### MATERIAL SUPPLIED

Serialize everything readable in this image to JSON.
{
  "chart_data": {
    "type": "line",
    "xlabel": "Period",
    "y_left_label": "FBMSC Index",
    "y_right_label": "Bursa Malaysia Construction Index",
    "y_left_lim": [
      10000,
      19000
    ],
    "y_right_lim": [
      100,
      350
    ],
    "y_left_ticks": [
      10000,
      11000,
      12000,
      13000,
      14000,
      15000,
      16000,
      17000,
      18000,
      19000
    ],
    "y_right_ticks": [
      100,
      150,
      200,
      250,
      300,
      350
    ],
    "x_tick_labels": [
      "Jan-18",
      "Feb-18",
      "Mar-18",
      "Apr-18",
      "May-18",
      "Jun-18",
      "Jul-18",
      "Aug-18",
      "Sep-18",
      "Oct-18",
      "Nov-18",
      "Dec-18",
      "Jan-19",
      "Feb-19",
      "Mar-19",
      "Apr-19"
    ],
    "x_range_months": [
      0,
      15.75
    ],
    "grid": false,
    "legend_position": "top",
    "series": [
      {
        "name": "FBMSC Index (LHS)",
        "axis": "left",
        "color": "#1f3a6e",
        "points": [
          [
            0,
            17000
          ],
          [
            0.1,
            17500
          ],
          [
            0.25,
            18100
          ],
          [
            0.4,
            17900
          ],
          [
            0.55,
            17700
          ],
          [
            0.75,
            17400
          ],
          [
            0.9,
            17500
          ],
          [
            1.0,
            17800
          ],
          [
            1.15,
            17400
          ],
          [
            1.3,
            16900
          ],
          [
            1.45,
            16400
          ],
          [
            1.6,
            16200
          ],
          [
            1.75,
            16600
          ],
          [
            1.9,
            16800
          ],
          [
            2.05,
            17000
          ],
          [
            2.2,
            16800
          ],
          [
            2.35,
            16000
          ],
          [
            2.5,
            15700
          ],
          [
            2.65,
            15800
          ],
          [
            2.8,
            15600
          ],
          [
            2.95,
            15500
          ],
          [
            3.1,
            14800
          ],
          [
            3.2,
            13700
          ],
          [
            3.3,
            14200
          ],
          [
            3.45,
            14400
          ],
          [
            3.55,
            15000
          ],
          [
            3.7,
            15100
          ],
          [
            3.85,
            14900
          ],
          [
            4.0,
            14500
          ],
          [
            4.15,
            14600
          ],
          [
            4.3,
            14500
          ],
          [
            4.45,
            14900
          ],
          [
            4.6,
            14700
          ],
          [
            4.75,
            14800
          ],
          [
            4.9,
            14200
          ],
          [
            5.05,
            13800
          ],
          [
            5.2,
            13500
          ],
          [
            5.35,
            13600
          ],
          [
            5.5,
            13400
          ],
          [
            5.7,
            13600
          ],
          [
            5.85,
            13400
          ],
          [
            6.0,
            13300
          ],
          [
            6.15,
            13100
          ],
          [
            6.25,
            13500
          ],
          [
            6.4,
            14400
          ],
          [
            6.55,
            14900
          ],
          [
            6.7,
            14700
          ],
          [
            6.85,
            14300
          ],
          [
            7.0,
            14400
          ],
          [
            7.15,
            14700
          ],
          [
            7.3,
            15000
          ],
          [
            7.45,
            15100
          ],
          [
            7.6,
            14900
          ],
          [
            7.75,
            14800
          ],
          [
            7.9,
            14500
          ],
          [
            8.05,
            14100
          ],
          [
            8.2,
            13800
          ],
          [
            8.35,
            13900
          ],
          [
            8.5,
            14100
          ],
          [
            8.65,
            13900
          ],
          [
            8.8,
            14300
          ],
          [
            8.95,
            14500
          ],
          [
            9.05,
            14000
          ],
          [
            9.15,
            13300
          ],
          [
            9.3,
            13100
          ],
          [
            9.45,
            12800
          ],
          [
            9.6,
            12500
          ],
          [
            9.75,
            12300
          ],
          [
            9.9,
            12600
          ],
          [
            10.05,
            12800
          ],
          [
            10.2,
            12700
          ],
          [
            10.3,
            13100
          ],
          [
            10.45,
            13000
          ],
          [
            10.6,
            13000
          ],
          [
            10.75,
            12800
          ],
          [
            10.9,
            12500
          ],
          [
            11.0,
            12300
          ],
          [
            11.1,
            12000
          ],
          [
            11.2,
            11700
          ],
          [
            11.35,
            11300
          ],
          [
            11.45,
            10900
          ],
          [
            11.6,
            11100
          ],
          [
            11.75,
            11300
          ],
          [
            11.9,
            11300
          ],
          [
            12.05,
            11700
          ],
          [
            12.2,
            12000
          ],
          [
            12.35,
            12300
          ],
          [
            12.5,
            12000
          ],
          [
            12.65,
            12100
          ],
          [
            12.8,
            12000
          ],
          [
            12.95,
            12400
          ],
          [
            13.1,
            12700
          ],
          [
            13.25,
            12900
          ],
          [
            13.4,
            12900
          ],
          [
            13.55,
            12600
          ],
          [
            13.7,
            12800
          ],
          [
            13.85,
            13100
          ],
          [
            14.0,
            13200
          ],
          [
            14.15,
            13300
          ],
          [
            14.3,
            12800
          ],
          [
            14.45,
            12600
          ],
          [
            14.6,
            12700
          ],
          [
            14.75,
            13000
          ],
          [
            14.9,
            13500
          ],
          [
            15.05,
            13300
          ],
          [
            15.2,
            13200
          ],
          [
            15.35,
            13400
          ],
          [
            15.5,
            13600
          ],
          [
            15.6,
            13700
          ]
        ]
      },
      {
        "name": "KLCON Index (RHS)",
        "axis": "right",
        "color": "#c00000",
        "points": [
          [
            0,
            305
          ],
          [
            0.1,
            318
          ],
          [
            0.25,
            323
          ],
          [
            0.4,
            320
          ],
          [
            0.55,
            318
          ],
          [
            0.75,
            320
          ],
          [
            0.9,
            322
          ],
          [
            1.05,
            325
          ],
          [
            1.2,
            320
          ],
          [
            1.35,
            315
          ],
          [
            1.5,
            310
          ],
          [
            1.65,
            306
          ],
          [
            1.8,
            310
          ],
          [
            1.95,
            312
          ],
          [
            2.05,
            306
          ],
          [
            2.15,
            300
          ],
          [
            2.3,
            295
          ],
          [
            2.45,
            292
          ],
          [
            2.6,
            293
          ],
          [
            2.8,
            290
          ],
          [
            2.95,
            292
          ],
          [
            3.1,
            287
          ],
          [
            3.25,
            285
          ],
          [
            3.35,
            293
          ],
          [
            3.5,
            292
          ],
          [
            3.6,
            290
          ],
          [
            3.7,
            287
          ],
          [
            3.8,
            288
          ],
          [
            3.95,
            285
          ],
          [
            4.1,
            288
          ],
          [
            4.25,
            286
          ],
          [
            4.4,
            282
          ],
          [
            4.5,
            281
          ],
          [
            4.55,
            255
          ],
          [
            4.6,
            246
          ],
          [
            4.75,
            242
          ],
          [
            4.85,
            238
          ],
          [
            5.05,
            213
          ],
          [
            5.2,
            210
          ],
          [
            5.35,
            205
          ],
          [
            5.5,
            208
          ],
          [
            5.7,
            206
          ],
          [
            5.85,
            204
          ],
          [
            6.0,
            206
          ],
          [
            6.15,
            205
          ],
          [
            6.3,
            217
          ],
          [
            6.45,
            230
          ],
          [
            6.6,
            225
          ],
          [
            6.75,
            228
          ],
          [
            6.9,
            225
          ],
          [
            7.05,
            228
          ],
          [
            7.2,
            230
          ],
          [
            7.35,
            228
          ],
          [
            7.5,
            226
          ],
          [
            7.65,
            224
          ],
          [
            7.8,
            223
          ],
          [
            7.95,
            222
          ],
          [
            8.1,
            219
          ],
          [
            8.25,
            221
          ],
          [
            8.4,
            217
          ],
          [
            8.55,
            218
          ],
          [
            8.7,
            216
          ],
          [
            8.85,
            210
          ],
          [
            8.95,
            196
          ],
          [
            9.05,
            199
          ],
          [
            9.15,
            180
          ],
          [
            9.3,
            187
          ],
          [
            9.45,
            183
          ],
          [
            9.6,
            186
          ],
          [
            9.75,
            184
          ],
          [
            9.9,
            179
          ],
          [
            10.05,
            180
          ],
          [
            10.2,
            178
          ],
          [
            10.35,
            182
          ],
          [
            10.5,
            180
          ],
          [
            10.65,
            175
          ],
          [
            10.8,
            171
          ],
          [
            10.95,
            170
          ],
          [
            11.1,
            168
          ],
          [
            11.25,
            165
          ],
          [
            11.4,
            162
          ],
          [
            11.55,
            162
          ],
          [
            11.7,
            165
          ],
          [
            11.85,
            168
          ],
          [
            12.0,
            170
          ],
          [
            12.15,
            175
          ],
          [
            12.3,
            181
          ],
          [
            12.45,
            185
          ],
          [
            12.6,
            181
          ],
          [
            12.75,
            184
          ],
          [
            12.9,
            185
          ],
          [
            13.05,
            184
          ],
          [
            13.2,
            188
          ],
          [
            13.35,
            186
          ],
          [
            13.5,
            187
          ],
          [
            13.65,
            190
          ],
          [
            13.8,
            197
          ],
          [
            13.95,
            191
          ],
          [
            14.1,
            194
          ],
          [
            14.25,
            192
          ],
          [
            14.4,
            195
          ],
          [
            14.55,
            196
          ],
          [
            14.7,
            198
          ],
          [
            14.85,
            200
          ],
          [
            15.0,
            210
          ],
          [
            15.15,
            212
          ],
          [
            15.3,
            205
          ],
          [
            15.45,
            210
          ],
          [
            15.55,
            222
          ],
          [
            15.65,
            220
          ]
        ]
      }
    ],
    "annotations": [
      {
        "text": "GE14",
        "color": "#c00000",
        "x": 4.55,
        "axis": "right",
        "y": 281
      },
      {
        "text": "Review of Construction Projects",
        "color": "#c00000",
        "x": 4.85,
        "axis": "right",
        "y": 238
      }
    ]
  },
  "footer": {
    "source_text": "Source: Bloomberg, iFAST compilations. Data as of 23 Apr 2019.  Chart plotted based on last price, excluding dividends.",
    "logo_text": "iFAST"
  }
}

### AIM OF THE TASK
Within the listing above, find every line containing the string "name" and return it.

### SOLUTION FOR THIS TASK
        "name": "FBMSC Index (LHS)",
        "name": "KLCON Index (RHS)",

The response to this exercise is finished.